• [What is expected]: In the rows below, change every "table-cell" to "data-cell" and leave everything else as it is.

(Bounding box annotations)
______
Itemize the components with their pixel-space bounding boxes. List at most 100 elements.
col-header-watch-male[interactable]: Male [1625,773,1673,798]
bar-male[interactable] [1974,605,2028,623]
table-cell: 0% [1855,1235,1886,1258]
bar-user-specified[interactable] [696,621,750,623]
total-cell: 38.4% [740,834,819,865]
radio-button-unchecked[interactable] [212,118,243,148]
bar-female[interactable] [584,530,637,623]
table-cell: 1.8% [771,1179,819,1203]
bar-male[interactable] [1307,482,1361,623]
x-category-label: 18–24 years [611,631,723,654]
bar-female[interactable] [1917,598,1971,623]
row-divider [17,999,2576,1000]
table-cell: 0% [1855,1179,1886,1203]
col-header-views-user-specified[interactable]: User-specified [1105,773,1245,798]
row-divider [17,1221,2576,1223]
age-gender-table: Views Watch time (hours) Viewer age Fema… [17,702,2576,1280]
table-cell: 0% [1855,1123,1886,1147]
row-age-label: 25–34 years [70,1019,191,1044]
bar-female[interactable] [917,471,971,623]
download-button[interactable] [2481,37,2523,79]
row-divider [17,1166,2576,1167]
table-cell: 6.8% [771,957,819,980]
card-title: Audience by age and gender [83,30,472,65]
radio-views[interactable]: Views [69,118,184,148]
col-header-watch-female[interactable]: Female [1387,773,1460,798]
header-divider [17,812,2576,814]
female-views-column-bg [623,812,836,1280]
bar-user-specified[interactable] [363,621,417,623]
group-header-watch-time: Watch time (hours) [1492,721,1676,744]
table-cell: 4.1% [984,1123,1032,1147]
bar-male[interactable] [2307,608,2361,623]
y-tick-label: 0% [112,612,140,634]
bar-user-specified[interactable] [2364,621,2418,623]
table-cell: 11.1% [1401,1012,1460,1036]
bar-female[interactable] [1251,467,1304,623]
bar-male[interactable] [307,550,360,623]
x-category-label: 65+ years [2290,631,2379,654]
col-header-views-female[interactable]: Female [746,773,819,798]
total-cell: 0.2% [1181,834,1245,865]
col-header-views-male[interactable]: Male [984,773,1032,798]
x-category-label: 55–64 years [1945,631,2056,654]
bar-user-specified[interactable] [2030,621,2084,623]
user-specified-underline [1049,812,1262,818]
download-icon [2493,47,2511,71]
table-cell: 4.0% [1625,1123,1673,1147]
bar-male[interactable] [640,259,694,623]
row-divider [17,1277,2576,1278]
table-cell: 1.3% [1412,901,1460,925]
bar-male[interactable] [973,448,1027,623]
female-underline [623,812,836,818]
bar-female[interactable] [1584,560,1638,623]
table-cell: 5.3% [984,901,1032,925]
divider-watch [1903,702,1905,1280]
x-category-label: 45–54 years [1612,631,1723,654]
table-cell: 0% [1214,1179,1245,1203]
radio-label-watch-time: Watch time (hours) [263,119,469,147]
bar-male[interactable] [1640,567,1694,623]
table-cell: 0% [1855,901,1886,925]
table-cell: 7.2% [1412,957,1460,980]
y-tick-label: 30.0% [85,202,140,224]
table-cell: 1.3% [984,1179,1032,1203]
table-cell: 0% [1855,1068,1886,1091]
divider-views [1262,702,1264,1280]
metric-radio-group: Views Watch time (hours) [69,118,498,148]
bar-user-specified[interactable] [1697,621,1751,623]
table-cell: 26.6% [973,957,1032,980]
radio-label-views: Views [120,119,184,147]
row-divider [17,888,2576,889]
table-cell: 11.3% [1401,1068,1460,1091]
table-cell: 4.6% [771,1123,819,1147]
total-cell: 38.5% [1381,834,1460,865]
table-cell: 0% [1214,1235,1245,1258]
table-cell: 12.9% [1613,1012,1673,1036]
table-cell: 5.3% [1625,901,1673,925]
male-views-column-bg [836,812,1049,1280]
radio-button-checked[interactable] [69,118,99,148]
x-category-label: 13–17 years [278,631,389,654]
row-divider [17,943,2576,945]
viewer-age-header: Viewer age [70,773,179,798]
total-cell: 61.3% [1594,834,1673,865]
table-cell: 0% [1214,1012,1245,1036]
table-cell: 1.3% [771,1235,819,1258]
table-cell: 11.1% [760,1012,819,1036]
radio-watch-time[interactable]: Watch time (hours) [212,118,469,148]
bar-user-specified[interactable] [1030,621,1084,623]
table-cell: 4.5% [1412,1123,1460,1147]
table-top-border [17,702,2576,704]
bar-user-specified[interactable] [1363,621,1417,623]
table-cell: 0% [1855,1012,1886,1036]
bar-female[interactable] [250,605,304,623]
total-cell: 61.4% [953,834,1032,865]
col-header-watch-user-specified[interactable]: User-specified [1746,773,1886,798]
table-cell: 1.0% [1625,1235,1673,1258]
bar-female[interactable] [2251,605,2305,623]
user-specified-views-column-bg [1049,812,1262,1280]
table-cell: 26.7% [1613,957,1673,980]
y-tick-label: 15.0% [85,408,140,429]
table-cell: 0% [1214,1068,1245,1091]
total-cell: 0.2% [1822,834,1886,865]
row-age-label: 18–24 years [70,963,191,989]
______
• [Full output]:
Itemize the components with their pixel-space bounding boxes. List at most 100 elements.
col-header-watch-male[interactable]: Male [1625,773,1673,798]
bar-male[interactable] [1974,605,2028,623]
data-cell: 0% [1855,1235,1886,1258]
bar-user-specified[interactable] [696,621,750,623]
total-cell: 38.4% [740,834,819,865]
radio-button-unchecked[interactable] [212,118,243,148]
bar-female[interactable] [584,530,637,623]
data-cell: 1.8% [771,1179,819,1203]
bar-male[interactable] [1307,482,1361,623]
x-category-label: 18–24 years [611,631,723,654]
bar-female[interactable] [1917,598,1971,623]
row-divider [17,999,2576,1000]
data-cell: 0% [1855,1179,1886,1203]
col-header-views-user-specified[interactable]: User-specified [1105,773,1245,798]
row-divider [17,1221,2576,1223]
age-gender-table: Views Watch time (hours) Viewer age Fema… [17,702,2576,1280]
data-cell: 0% [1855,1123,1886,1147]
row-age-label: 25–34 years [70,1019,191,1044]
bar-female[interactable] [917,471,971,623]
download-button[interactable] [2481,37,2523,79]
row-divider [17,1166,2576,1167]
data-cell: 6.8% [771,957,819,980]
card-title: Audience by age and gender [83,30,472,65]
radio-views[interactable]: Views [69,118,184,148]
col-header-watch-female[interactable]: Female [1387,773,1460,798]
header-divider [17,812,2576,814]
female-views-column-bg [623,812,836,1280]
bar-user-specified[interactable] [363,621,417,623]
group-header-watch-time: Watch time (hours) [1492,721,1676,744]
data-cell: 4.1% [984,1123,1032,1147]
bar-male[interactable] [2307,608,2361,623]
y-tick-label: 0% [112,612,140,634]
bar-user-specified[interactable] [2364,621,2418,623]
data-cell: 11.1% [1401,1012,1460,1036]
bar-female[interactable] [1251,467,1304,623]
bar-male[interactable] [307,550,360,623]
x-category-label: 65+ years [2290,631,2379,654]
col-header-views-female[interactable]: Female [746,773,819,798]
total-cell: 0.2% [1181,834,1245,865]
col-header-views-male[interactable]: Male [984,773,1032,798]
x-category-label: 55–64 years [1945,631,2056,654]
bar-user-specified[interactable] [2030,621,2084,623]
user-specified-underline [1049,812,1262,818]
download-icon [2493,47,2511,71]
data-cell: 4.0% [1625,1123,1673,1147]
bar-male[interactable] [640,259,694,623]
row-divider [17,1277,2576,1278]
data-cell: 1.3% [1412,901,1460,925]
bar-male[interactable] [973,448,1027,623]
female-underline [623,812,836,818]
bar-female[interactable] [1584,560,1638,623]
data-cell: 5.3% [984,901,1032,925]
divider-watch [1903,702,1905,1280]
x-category-label: 45–54 years [1612,631,1723,654]
data-cell: 0% [1214,1179,1245,1203]
radio-label-watch-time: Watch time (hours) [263,119,469,147]
bar-male[interactable] [1640,567,1694,623]
data-cell: 0% [1855,901,1886,925]
data-cell: 7.2% [1412,957,1460,980]
y-tick-label: 30.0% [85,202,140,224]
data-cell: 1.3% [984,1179,1032,1203]
data-cell: 0% [1855,1068,1886,1091]
divider-views [1262,702,1264,1280]
metric-radio-group: Views Watch time (hours) [69,118,498,148]
bar-user-specified[interactable] [1697,621,1751,623]
data-cell: 26.6% [973,957,1032,980]
radio-label-views: Views [120,119,184,147]
row-divider [17,888,2576,889]
data-cell: 11.3% [1401,1068,1460,1091]
data-cell: 4.6% [771,1123,819,1147]
total-cell: 38.5% [1381,834,1460,865]
data-cell: 0% [1214,1235,1245,1258]
data-cell: 12.9% [1613,1012,1673,1036]
data-cell: 5.3% [1625,901,1673,925]
male-views-column-bg [836,812,1049,1280]
radio-button-checked[interactable] [69,118,99,148]
x-category-label: 13–17 years [278,631,389,654]
row-divider [17,943,2576,945]
viewer-age-header: Viewer age [70,773,179,798]
total-cell: 61.3% [1594,834,1673,865]
data-cell: 0% [1214,1012,1245,1036]
data-cell: 1.3% [771,1235,819,1258]
data-cell: 11.1% [760,1012,819,1036]
radio-watch-time[interactable]: Watch time (hours) [212,118,469,148]
bar-user-specified[interactable] [1030,621,1084,623]
data-cell: 4.5% [1412,1123,1460,1147]
table-top-border [17,702,2576,704]
bar-user-specified[interactable] [1363,621,1417,623]
data-cell: 0% [1855,1012,1886,1036]
bar-female[interactable] [250,605,304,623]
total-cell: 61.4% [953,834,1032,865]
col-header-watch-user-specified[interactable]: User-specified [1746,773,1886,798]
data-cell: 1.0% [1625,1235,1673,1258]
bar-female[interactable] [2251,605,2305,623]
user-specified-views-column-bg [1049,812,1262,1280]
data-cell: 26.7% [1613,957,1673,980]
y-tick-label: 15.0% [85,408,140,429]
data-cell: 0% [1214,1068,1245,1091]
total-cell: 0.2% [1822,834,1886,865]
row-age-label: 18–24 years [70,963,191,989]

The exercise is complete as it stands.